* START Extracted data *

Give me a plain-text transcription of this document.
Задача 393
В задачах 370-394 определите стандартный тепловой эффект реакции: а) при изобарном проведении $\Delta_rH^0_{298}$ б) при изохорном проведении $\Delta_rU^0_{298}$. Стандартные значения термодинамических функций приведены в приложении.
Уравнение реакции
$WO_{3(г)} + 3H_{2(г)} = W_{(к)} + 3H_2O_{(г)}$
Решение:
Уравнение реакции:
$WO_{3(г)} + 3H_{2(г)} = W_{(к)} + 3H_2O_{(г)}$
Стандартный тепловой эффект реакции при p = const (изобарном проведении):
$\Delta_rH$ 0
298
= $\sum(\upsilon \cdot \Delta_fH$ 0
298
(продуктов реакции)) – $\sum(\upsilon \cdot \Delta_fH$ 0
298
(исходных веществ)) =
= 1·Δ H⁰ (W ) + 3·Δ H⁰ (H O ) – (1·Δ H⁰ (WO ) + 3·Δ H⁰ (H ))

* END Extracted data *

— What you will do —
Copy every line of the data that holds the string "тепловой".

— Task result —
В задачах 370-394 определите стандартный тепловой эффект реакции: а) при изобарном проведении $\Delta_rH^0_{298}$ б) при изохорном проведении $\Delta_rU^0_{298}$. Стандартные значения термодинамических функций приведены в приложении.
Стандартный тепловой эффект реакции при p = const (изобарном проведении):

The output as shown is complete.